## Start Exercise material
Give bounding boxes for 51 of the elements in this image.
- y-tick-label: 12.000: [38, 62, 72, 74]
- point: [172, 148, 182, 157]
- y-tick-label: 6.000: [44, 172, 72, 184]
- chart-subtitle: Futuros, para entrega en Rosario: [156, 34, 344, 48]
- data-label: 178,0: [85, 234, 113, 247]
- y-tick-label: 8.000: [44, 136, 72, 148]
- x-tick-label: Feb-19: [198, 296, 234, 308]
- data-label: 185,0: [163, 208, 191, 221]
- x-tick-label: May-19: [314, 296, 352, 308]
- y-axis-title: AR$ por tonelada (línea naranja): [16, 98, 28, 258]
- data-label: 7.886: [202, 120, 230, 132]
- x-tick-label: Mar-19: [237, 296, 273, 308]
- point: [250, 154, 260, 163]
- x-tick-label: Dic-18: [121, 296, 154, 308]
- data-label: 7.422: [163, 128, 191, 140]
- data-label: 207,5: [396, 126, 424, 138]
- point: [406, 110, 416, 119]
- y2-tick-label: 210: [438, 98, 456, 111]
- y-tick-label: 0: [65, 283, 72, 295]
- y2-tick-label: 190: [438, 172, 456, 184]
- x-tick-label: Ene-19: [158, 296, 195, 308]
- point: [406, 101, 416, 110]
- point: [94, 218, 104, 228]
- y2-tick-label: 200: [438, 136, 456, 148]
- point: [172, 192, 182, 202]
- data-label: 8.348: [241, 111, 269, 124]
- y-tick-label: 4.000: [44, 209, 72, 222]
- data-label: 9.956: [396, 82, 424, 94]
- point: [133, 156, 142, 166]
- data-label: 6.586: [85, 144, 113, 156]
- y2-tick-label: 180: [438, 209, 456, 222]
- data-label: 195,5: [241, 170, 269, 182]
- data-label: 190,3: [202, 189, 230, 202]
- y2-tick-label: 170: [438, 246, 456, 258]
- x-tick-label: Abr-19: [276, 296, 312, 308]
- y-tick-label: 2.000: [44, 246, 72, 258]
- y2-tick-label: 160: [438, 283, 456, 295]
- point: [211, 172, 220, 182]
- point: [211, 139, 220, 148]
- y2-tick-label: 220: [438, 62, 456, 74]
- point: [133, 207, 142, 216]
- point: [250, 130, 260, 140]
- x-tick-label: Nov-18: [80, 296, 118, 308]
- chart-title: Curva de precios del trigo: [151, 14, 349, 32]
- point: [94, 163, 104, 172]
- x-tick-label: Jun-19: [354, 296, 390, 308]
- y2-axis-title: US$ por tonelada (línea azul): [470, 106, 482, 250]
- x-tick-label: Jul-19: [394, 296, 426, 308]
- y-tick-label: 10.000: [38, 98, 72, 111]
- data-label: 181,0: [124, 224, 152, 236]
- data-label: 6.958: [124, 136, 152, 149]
## End Exercise material
• Task
Copy out the data word for word, from the very beginning through the line holding "- x-tick-label: Abr-19: [276, 296, 312, 308]", with that line included.

• Response to the exercise
Give bounding boxes for 51 of the elements in this image.
- y-tick-label: 12.000: [38, 62, 72, 74]
- point: [172, 148, 182, 157]
- y-tick-label: 6.000: [44, 172, 72, 184]
- chart-subtitle: Futuros, para entrega en Rosario: [156, 34, 344, 48]
- data-label: 178,0: [85, 234, 113, 247]
- y-tick-label: 8.000: [44, 136, 72, 148]
- x-tick-label: Feb-19: [198, 296, 234, 308]
- data-label: 185,0: [163, 208, 191, 221]
- x-tick-label: May-19: [314, 296, 352, 308]
- y-axis-title: AR$ por tonelada (línea naranja): [16, 98, 28, 258]
- data-label: 7.886: [202, 120, 230, 132]
- x-tick-label: Mar-19: [237, 296, 273, 308]
- point: [250, 154, 260, 163]
- x-tick-label: Dic-18: [121, 296, 154, 308]
- data-label: 7.422: [163, 128, 191, 140]
- data-label: 207,5: [396, 126, 424, 138]
- point: [406, 110, 416, 119]
- y2-tick-label: 210: [438, 98, 456, 111]
- y-tick-label: 0: [65, 283, 72, 295]
- y2-tick-label: 190: [438, 172, 456, 184]
- x-tick-label: Ene-19: [158, 296, 195, 308]
- point: [406, 101, 416, 110]
- point: [94, 218, 104, 228]
- y2-tick-label: 200: [438, 136, 456, 148]
- point: [172, 192, 182, 202]
- data-label: 8.348: [241, 111, 269, 124]
- y-tick-label: 4.000: [44, 209, 72, 222]
- data-label: 9.956: [396, 82, 424, 94]
- point: [133, 156, 142, 166]
- data-label: 6.586: [85, 144, 113, 156]
- y2-tick-label: 180: [438, 209, 456, 222]
- data-label: 195,5: [241, 170, 269, 182]
- data-label: 190,3: [202, 189, 230, 202]
- y2-tick-label: 170: [438, 246, 456, 258]
- x-tick-label: Abr-19: [276, 296, 312, 308]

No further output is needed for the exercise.